Written task: Can you copy out the data exactly? Leave the images out.

Data listing:

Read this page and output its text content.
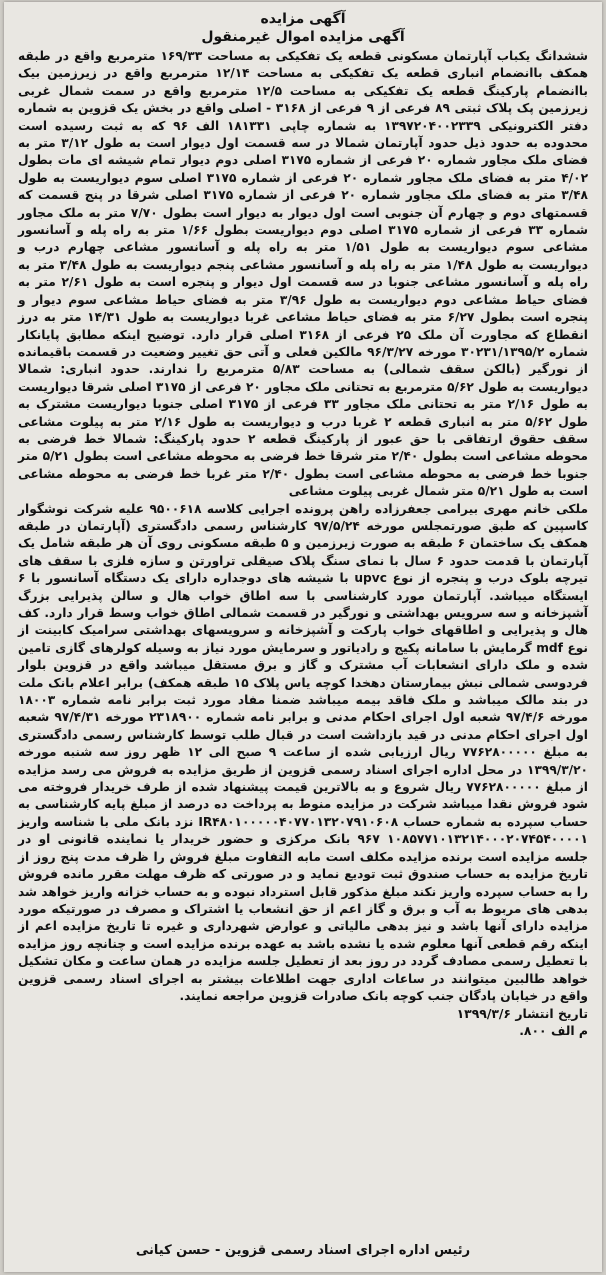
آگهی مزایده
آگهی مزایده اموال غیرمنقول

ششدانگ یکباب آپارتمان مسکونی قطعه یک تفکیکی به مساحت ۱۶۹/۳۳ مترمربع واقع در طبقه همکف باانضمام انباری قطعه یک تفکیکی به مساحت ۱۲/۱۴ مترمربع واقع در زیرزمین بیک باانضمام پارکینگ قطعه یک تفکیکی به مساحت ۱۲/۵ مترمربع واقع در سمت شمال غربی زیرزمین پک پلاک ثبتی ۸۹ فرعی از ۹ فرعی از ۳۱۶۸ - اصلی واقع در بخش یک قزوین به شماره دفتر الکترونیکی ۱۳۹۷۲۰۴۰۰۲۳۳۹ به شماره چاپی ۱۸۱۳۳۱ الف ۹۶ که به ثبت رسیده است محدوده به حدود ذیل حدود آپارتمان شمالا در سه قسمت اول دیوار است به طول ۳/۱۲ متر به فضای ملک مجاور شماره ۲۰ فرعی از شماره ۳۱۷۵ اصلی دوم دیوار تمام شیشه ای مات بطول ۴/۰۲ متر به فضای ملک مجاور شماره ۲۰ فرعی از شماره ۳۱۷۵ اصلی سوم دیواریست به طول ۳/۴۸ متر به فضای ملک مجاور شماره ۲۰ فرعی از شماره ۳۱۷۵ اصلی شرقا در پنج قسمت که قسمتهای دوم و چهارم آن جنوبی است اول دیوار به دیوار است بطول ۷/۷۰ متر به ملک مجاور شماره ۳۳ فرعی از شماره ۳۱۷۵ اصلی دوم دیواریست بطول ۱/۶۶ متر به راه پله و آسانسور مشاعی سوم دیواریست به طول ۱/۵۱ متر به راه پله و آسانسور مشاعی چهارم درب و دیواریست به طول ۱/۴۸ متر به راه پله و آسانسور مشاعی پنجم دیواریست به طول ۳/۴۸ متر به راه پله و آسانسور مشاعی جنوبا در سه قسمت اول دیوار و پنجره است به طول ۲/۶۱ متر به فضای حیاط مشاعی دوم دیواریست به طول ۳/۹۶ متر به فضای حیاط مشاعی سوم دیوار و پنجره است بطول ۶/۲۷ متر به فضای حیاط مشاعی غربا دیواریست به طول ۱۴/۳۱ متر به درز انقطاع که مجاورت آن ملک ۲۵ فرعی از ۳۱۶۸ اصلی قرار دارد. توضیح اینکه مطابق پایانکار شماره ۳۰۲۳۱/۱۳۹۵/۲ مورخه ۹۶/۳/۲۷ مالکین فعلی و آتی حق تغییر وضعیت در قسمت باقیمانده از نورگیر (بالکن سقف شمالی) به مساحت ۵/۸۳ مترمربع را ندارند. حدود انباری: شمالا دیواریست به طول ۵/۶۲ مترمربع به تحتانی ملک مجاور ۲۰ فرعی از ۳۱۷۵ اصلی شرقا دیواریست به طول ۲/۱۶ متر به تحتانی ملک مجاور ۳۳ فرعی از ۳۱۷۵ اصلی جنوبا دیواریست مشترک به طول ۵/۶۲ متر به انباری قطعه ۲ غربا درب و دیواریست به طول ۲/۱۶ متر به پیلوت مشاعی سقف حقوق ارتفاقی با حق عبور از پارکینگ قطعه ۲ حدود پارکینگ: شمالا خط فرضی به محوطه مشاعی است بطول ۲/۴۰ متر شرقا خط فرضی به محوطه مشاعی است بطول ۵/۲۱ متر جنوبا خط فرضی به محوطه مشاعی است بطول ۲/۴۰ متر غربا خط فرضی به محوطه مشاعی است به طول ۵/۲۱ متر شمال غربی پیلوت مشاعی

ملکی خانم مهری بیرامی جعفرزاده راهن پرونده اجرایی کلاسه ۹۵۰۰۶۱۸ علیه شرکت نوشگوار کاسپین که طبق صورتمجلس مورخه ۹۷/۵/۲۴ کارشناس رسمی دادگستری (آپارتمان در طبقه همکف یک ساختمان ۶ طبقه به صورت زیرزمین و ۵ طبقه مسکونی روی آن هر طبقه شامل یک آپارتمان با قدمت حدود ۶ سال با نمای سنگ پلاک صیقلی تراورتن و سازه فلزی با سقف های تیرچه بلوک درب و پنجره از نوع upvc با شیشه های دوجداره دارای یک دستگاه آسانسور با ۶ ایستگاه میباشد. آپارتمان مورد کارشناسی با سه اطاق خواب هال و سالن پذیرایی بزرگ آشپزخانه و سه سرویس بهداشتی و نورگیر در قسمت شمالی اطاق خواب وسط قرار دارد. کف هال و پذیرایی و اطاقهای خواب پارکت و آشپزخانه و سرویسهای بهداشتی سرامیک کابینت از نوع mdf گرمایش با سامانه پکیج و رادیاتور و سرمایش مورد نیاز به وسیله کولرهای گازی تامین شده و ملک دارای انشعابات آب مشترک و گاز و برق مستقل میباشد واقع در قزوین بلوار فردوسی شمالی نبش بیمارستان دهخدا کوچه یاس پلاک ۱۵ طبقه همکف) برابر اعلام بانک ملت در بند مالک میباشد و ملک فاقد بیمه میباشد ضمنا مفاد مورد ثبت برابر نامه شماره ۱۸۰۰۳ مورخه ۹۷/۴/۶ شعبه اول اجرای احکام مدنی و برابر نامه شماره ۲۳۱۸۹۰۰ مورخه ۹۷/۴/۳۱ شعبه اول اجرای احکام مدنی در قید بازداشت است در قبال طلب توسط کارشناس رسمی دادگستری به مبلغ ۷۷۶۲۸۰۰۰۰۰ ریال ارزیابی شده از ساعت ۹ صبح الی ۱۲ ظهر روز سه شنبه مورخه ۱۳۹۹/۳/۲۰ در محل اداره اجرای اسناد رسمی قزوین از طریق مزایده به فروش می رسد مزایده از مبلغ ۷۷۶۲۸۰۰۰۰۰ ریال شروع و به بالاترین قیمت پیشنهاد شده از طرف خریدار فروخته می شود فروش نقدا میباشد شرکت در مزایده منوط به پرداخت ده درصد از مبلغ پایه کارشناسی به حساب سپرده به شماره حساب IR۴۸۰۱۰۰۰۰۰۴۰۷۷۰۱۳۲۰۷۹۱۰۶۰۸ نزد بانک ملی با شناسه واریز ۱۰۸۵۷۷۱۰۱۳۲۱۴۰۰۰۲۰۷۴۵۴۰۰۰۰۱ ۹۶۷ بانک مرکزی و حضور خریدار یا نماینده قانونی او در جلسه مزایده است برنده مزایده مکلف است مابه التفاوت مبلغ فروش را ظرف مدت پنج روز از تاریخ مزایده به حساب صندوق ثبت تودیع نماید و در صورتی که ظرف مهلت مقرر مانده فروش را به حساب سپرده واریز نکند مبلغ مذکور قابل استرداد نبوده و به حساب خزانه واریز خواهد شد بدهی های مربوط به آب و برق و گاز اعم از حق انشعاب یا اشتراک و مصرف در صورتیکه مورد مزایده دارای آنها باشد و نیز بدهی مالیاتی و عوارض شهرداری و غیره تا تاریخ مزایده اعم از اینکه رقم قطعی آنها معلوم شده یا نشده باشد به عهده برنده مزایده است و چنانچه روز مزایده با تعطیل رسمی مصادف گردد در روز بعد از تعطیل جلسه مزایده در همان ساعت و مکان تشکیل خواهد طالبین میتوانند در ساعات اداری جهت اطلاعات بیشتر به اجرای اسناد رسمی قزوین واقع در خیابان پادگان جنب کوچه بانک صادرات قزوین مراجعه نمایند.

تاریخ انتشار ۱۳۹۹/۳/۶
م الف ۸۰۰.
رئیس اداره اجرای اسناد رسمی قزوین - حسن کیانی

The result:
Read this page and output its text content.
آگهی مزایده
آگهی مزایده اموال غیرمنقول

ششدانگ یکباب آپارتمان مسکونی قطعه یک تفکیکی به مساحت ۱۶۹/۳۳ مترمربع واقع در طبقه همکف باانضمام انباری قطعه یک تفکیکی به مساحت ۱۲/۱۴ مترمربع واقع در زیرزمین بیک باانضمام پارکینگ قطعه یک تفکیکی به مساحت ۱۲/۵ مترمربع واقع در سمت شمال غربی زیرزمین پک پلاک ثبتی ۸۹ فرعی از ۹ فرعی از ۳۱۶۸ - اصلی واقع در بخش یک قزوین به شماره دفتر الکترونیکی ۱۳۹۷۲۰۴۰۰۲۳۳۹ به شماره چاپی ۱۸۱۳۳۱ الف ۹۶ که به ثبت رسیده است محدوده به حدود ذیل حدود آپارتمان شمالا در سه قسمت اول دیوار است به طول ۳/۱۲ متر به فضای ملک مجاور شماره ۲۰ فرعی از شماره ۳۱۷۵ اصلی دوم دیوار تمام شیشه ای مات بطول ۴/۰۲ متر به فضای ملک مجاور شماره ۲۰ فرعی از شماره ۳۱۷۵ اصلی سوم دیواریست به طول ۳/۴۸ متر به فضای ملک مجاور شماره ۲۰ فرعی از شماره ۳۱۷۵ اصلی شرقا در پنج قسمت که قسمتهای دوم و چهارم آن جنوبی است اول دیوار به دیوار است بطول ۷/۷۰ متر به ملک مجاور شماره ۳۳ فرعی از شماره ۳۱۷۵ اصلی دوم دیواریست بطول ۱/۶۶ متر به راه پله و آسانسور مشاعی سوم دیواریست به طول ۱/۵۱ متر به راه پله و آسانسور مشاعی چهارم درب و دیواریست به طول ۱/۴۸ متر به راه پله و آسانسور مشاعی پنجم دیواریست به طول ۳/۴۸ متر به راه پله و آسانسور مشاعی جنوبا در سه قسمت اول دیوار و پنجره است به طول ۲/۶۱ متر به فضای حیاط مشاعی دوم دیواریست به طول ۳/۹۶ متر به فضای حیاط مشاعی سوم دیوار و پنجره است بطول ۶/۲۷ متر به فضای حیاط مشاعی غربا دیواریست به طول ۱۴/۳۱ متر به درز انقطاع که مجاورت آن ملک ۲۵ فرعی از ۳۱۶۸ اصلی قرار دارد. توضیح اینکه مطابق پایانکار شماره ۳۰۲۳۱/۱۳۹۵/۲ مورخه ۹۶/۳/۲۷ مالکین فعلی و آتی حق تغییر وضعیت در قسمت باقیمانده از نورگیر (بالکن سقف شمالی) به مساحت ۵/۸۳ مترمربع را ندارند. حدود انباری: شمالا دیواریست به طول ۵/۶۲ مترمربع به تحتانی ملک مجاور ۲۰ فرعی از ۳۱۷۵ اصلی شرقا دیواریست به طول ۲/۱۶ متر به تحتانی ملک مجاور ۳۳ فرعی از ۳۱۷۵ اصلی جنوبا دیواریست مشترک به طول ۵/۶۲ متر به انباری قطعه ۲ غربا درب و دیواریست به طول ۲/۱۶ متر به پیلوت مشاعی سقف حقوق ارتفاقی با حق عبور از پارکینگ قطعه ۲ حدود پارکینگ: شمالا خط فرضی به محوطه مشاعی است بطول ۲/۴۰ متر شرقا خط فرضی به محوطه مشاعی است بطول ۵/۲۱ متر جنوبا خط فرضی به محوطه مشاعی است بطول ۲/۴۰ متر غربا خط فرضی به محوطه مشاعی است به طول ۵/۲۱ متر شمال غربی پیلوت مشاعی

ملکی خانم مهری بیرامی جعفرزاده راهن پرونده اجرایی کلاسه ۹۵۰۰۶۱۸ علیه شرکت نوشگوار کاسپین که طبق صورتمجلس مورخه ۹۷/۵/۲۴ کارشناس رسمی دادگستری (آپارتمان در طبقه همکف یک ساختمان ۶ طبقه به صورت زیرزمین و ۵ طبقه مسکونی روی آن هر طبقه شامل یک آپارتمان با قدمت حدود ۶ سال با نمای سنگ پلاک صیقلی تراورتن و سازه فلزی با سقف های تیرچه بلوک درب و پنجره از نوع upvc با شیشه های دوجداره دارای یک دستگاه آسانسور با ۶ ایستگاه میباشد. آپارتمان مورد کارشناسی با سه اطاق خواب هال و سالن پذیرایی بزرگ آشپزخانه و سه سرویس بهداشتی و نورگیر در قسمت شمالی اطاق خواب وسط قرار دارد. کف هال و پذیرایی و اطاقهای خواب پارکت و آشپزخانه و سرویسهای بهداشتی سرامیک کابینت از نوع mdf گرمایش با سامانه پکیج و رادیاتور و سرمایش مورد نیاز به وسیله کولرهای گازی تامین شده و ملک دارای انشعابات آب مشترک و گاز و برق مستقل میباشد واقع در قزوین بلوار فردوسی شمالی نبش بیمارستان دهخدا کوچه یاس پلاک ۱۵ طبقه همکف) برابر اعلام بانک ملت در بند مالک میباشد و ملک فاقد بیمه میباشد ضمنا مفاد مورد ثبت برابر نامه شماره ۱۸۰۰۳ مورخه ۹۷/۴/۶ شعبه اول اجرای احکام مدنی و برابر نامه شماره ۲۳۱۸۹۰۰ مورخه ۹۷/۴/۳۱ شعبه اول اجرای احکام مدنی در قید بازداشت است در قبال طلب توسط کارشناس رسمی دادگستری به مبلغ ۷۷۶۲۸۰۰۰۰۰ ریال ارزیابی شده از ساعت ۹ صبح الی ۱۲ ظهر روز سه شنبه مورخه ۱۳۹۹/۳/۲۰ در محل اداره اجرای اسناد رسمی قزوین از طریق مزایده به فروش می رسد مزایده از مبلغ ۷۷۶۲۸۰۰۰۰۰ ریال شروع و به بالاترین قیمت پیشنهاد شده از طرف خریدار فروخته می شود فروش نقدا میباشد شرکت در مزایده منوط به پرداخت ده درصد از مبلغ پایه کارشناسی به حساب سپرده به شماره حساب IR۴۸۰۱۰۰۰۰۰۴۰۷۷۰۱۳۲۰۷۹۱۰۶۰۸ نزد بانک ملی با شناسه واریز ۱۰۸۵۷۷۱۰۱۳۲۱۴۰۰۰۲۰۷۴۵۴۰۰۰۰۱ ۹۶۷ بانک مرکزی و حضور خریدار یا نماینده قانونی او در جلسه مزایده است برنده مزایده مکلف است مابه التفاوت مبلغ فروش را ظرف مدت پنج روز از تاریخ مزایده به حساب صندوق ثبت تودیع نماید و در صورتی که ظرف مهلت مقرر مانده فروش را به حساب سپرده واریز نکند مبلغ مذکور قابل استرداد نبوده و به حساب خزانه واریز خواهد شد بدهی های مربوط به آب و برق و گاز اعم از حق انشعاب یا اشتراک و مصرف در صورتیکه مورد مزایده دارای آنها باشد و نیز بدهی مالیاتی و عوارض شهرداری و غیره تا تاریخ مزایده اعم از اینکه رقم قطعی آنها معلوم شده یا نشده باشد به عهده برنده مزایده است و چنانچه روز مزایده با تعطیل رسمی مصادف گردد در روز بعد از تعطیل جلسه مزایده در همان ساعت و مکان تشکیل خواهد طالبین میتوانند در ساعات اداری جهت اطلاعات بیشتر به اجرای اسناد رسمی قزوین واقع در خیابان پادگان جنب کوچه بانک صادرات قزوین مراجعه نمایند.

تاریخ انتشار ۱۳۹۹/۳/۶
م الف ۸۰۰.
رئیس اداره اجرای اسناد رسمی قزوین - حسن کیانی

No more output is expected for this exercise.